→ Exercise goal
Please state how many lines in the records contain the string "this", with no words besides the number.

→ Listed entries
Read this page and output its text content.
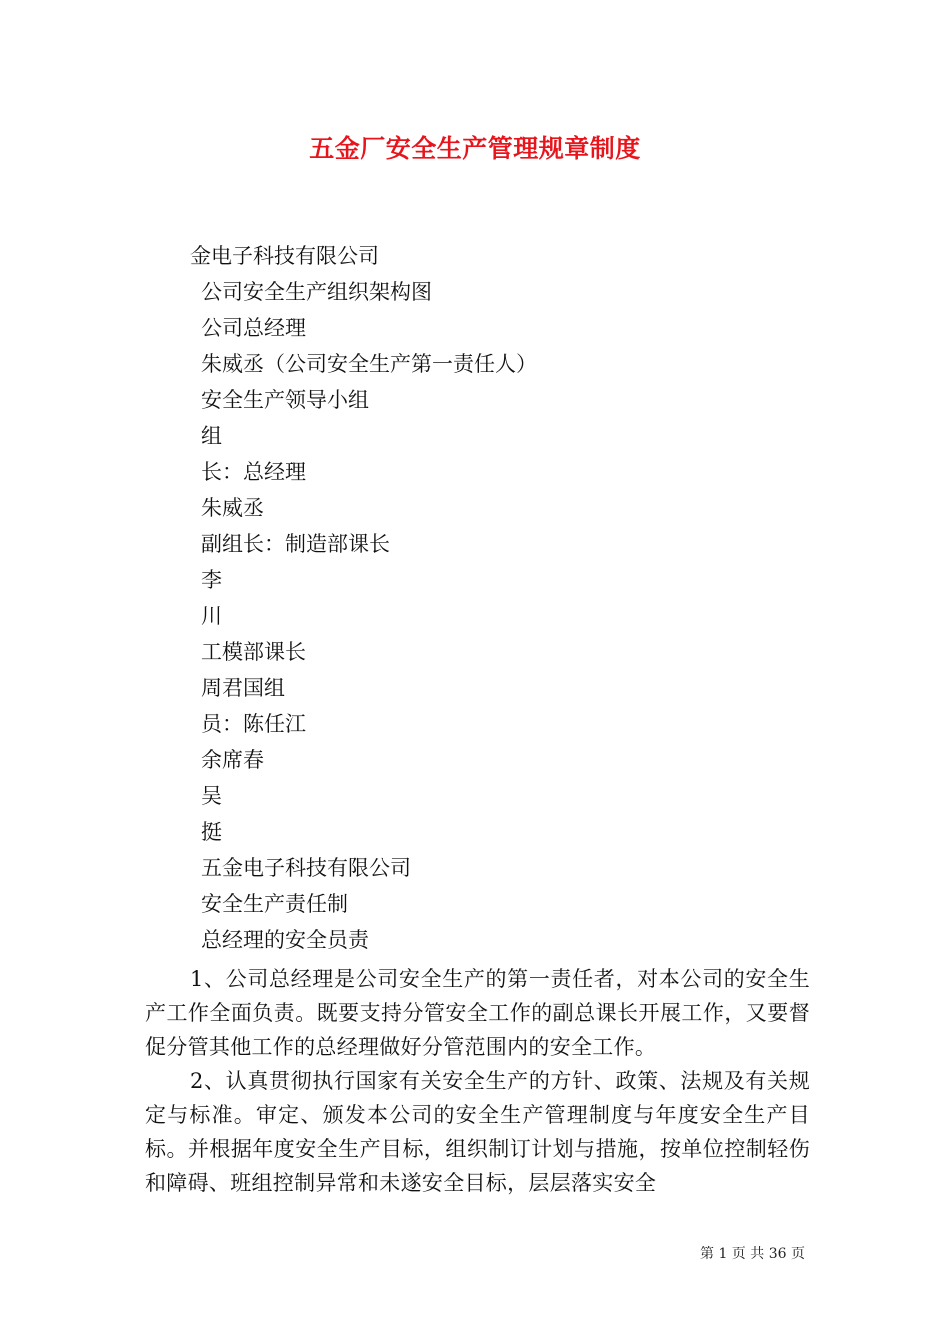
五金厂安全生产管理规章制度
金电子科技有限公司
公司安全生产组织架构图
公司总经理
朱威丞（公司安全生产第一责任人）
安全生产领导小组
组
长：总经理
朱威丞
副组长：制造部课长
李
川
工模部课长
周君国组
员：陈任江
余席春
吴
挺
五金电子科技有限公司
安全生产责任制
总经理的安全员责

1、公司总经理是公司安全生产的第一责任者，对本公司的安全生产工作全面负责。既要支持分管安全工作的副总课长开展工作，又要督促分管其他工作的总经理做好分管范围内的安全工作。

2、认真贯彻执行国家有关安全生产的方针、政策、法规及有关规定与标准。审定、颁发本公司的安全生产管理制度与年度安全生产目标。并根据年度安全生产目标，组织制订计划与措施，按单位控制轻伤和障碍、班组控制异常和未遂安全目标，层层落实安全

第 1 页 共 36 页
* * *
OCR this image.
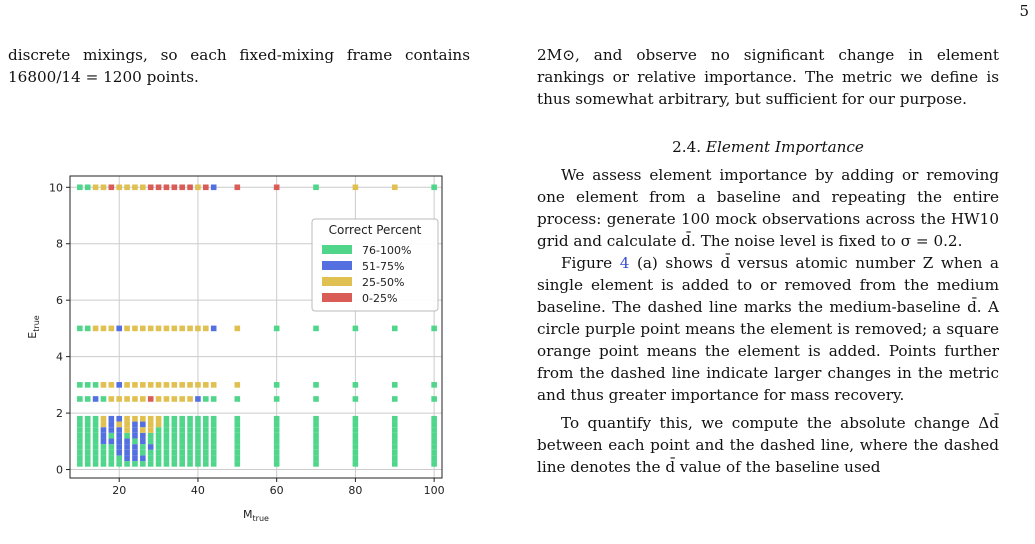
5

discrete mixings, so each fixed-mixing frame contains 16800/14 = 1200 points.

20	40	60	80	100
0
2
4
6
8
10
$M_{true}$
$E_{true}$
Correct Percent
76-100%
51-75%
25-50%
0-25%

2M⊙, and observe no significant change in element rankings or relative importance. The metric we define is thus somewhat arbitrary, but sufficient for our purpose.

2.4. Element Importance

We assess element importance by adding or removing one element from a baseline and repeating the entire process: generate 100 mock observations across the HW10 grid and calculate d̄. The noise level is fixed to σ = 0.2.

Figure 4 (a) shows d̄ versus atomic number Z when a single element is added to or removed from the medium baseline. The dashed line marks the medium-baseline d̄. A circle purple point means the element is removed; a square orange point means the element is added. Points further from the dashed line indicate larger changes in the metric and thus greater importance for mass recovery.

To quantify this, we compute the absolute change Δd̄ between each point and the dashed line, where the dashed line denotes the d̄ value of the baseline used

→ Complete output
3